Give back each entry unchanged, minus pictures.

Excerpt from a dataset:
— START —

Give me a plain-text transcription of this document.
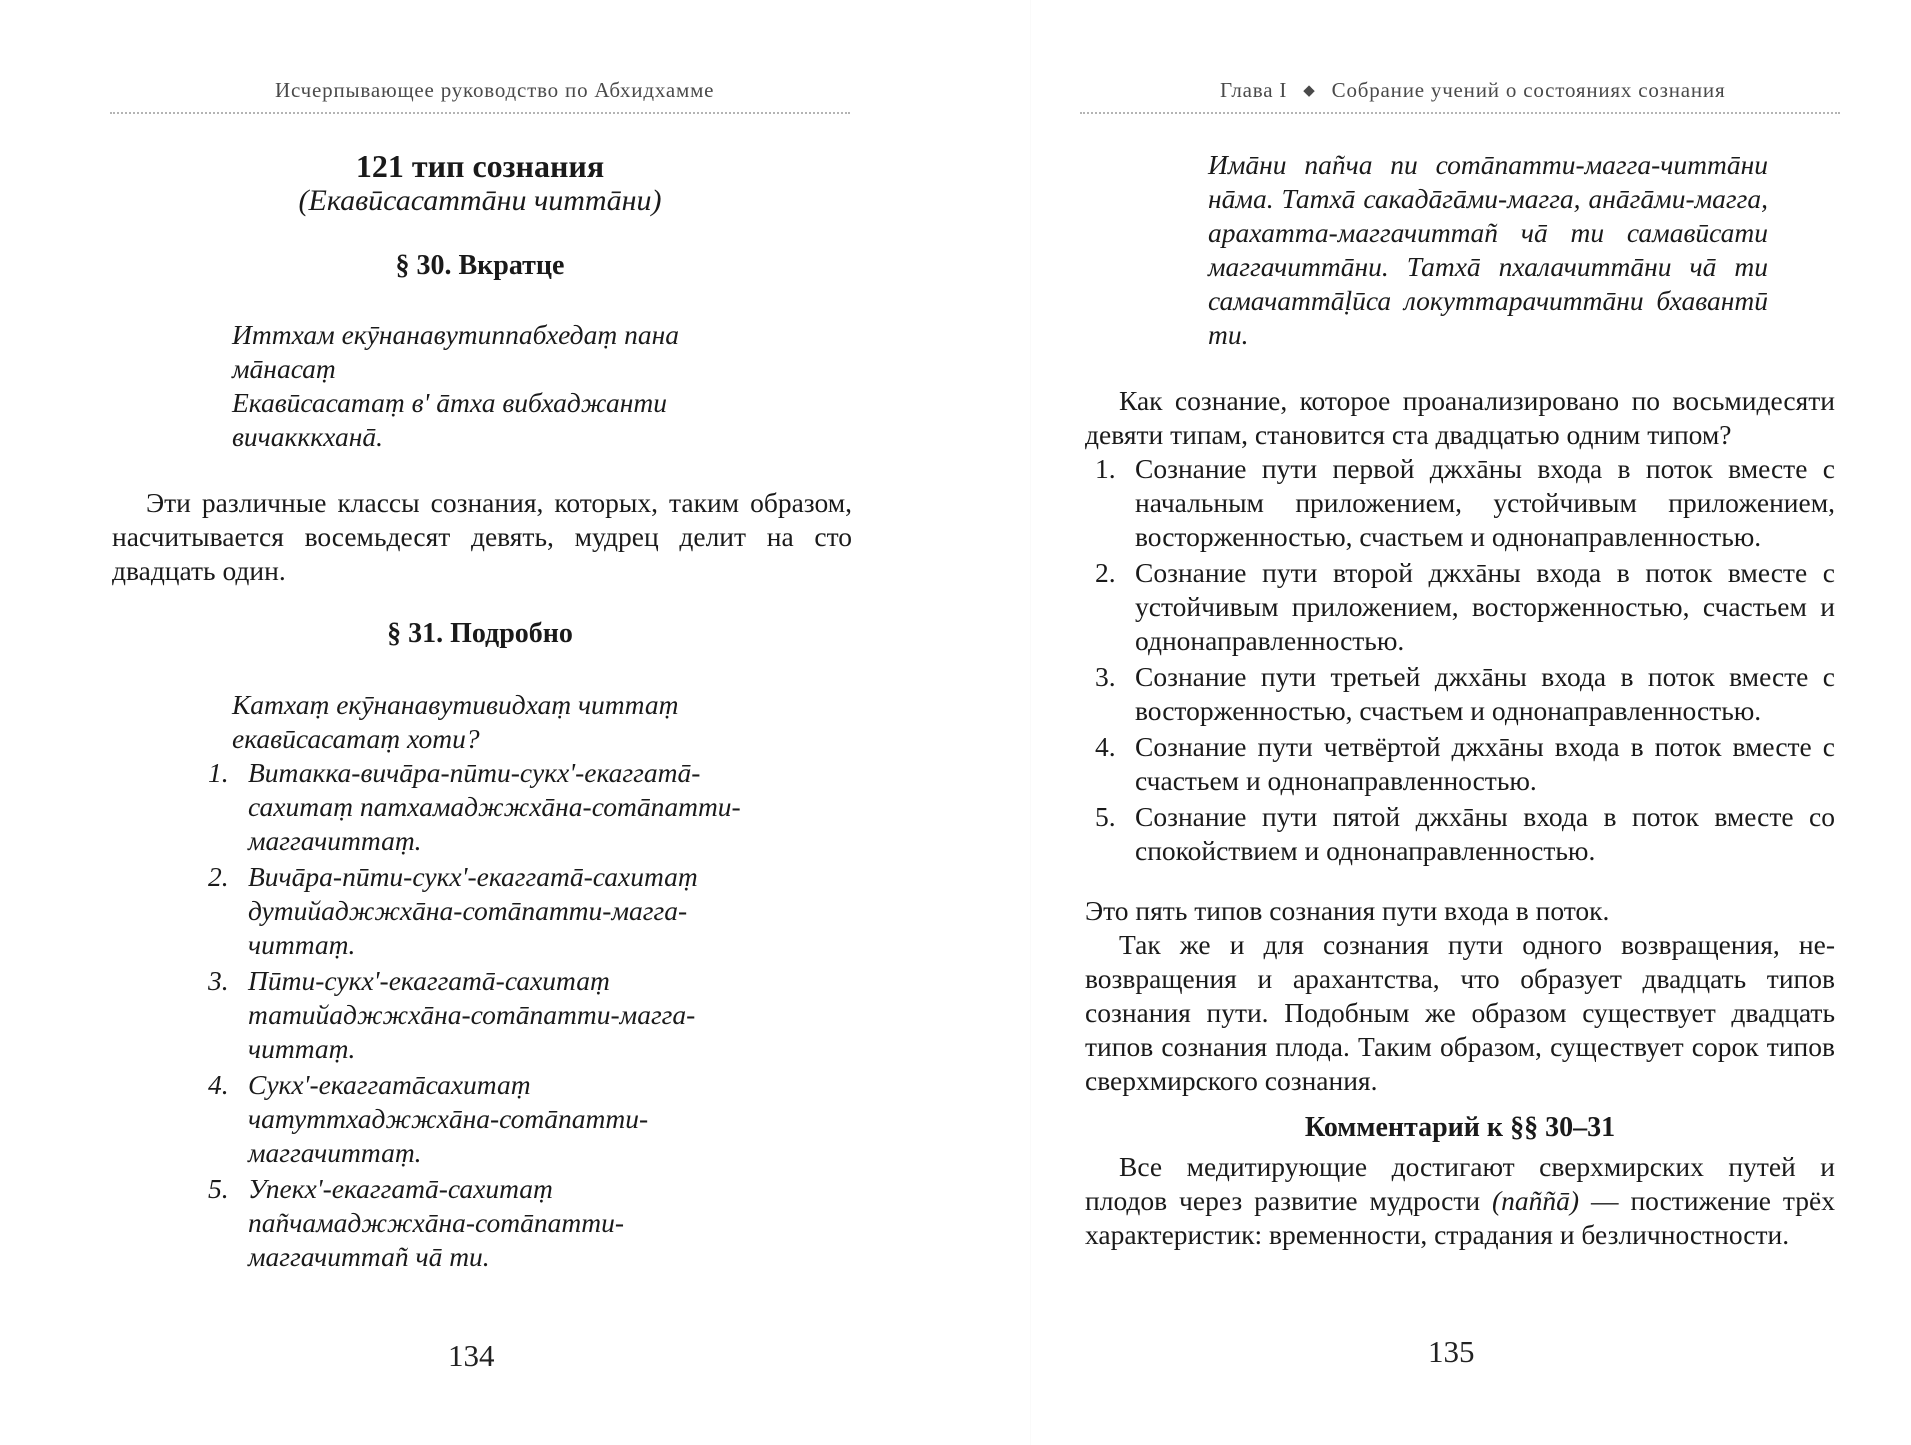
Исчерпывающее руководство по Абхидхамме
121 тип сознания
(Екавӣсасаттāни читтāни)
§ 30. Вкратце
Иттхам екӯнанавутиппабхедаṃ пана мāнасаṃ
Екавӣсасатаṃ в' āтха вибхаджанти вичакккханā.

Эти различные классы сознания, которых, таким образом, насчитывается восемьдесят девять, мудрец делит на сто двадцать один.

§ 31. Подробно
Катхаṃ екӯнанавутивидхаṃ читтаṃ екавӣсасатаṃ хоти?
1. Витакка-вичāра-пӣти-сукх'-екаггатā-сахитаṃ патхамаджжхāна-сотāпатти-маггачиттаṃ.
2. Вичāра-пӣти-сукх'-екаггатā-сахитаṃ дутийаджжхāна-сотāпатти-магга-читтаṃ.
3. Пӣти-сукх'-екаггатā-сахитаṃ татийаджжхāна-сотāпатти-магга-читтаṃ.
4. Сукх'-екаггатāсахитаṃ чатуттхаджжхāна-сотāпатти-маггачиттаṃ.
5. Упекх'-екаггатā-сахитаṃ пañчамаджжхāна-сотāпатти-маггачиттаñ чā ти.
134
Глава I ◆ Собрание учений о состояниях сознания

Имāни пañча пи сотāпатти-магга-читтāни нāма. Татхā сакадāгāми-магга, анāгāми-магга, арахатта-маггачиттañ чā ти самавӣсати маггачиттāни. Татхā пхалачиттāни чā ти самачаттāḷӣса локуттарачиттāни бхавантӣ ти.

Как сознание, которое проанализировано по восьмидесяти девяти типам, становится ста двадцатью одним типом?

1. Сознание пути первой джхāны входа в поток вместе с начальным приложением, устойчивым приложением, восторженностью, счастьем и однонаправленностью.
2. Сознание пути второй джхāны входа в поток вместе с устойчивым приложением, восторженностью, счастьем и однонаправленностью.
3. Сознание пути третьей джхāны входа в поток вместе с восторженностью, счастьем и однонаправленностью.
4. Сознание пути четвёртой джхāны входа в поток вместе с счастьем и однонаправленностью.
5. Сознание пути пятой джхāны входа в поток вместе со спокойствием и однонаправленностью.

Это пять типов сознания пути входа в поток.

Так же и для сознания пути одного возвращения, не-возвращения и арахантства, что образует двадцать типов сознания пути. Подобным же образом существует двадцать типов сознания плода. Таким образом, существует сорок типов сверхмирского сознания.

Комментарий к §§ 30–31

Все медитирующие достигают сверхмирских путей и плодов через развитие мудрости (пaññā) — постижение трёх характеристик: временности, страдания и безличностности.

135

— END —

Full output =>
Give me a plain-text transcription of this document.
Исчерпывающее руководство по Абхидхамме
121 тип сознания
(Екавӣсасаттāни читтāни)
§ 30. Вкратце
Иттхам екӯнанавутиппабхедаṃ пана мāнасаṃ
Екавӣсасатаṃ в' āтха вибхаджанти вичакккханā.

Эти различные классы сознания, которых, таким образом, насчитывается восемьдесят девять, мудрец делит на сто двадцать один.

§ 31. Подробно
Катхаṃ екӯнанавутивидхаṃ читтаṃ екавӣсасатаṃ хоти?
1. Витакка-вичāра-пӣти-сукх'-екаггатā-сахитаṃ патхамаджжхāна-сотāпатти-маггачиттаṃ.
2. Вичāра-пӣти-сукх'-екаггатā-сахитаṃ дутийаджжхāна-сотāпатти-магга-читтаṃ.
3. Пӣти-сукх'-екаггатā-сахитаṃ татийаджжхāна-сотāпатти-магга-читтаṃ.
4. Сукх'-екаггатāсахитаṃ чатуттхаджжхāна-сотāпатти-маггачиттаṃ.
5. Упекх'-екаггатā-сахитаṃ пañчамаджжхāна-сотāпатти-маггачиттаñ чā ти.
134
Глава I ◆ Собрание учений о состояниях сознания

Имāни пañча пи сотāпатти-магга-читтāни нāма. Татхā сакадāгāми-магга, анāгāми-магга, арахатта-маггачиттañ чā ти самавӣсати маггачиттāни. Татхā пхалачиттāни чā ти самачаттāḷӣса локуттарачиттāни бхавантӣ ти.

Как сознание, которое проанализировано по восьмидесяти девяти типам, становится ста двадцатью одним типом?

1. Сознание пути первой джхāны входа в поток вместе с начальным приложением, устойчивым приложением, восторженностью, счастьем и однонаправленностью.
2. Сознание пути второй джхāны входа в поток вместе с устойчивым приложением, восторженностью, счастьем и однонаправленностью.
3. Сознание пути третьей джхāны входа в поток вместе с восторженностью, счастьем и однонаправленностью.
4. Сознание пути четвёртой джхāны входа в поток вместе с счастьем и однонаправленностью.
5. Сознание пути пятой джхāны входа в поток вместе со спокойствием и однонаправленностью.

Это пять типов сознания пути входа в поток.

Так же и для сознания пути одного возвращения, не-возвращения и арахантства, что образует двадцать типов сознания пути. Подобным же образом существует двадцать типов сознания плода. Таким образом, существует сорок типов сверхмирского сознания.

Комментарий к §§ 30–31

Все медитирующие достигают сверхмирских путей и плодов через развитие мудрости (пaññā) — постижение трёх характеристик: временности, страдания и безличностности.

135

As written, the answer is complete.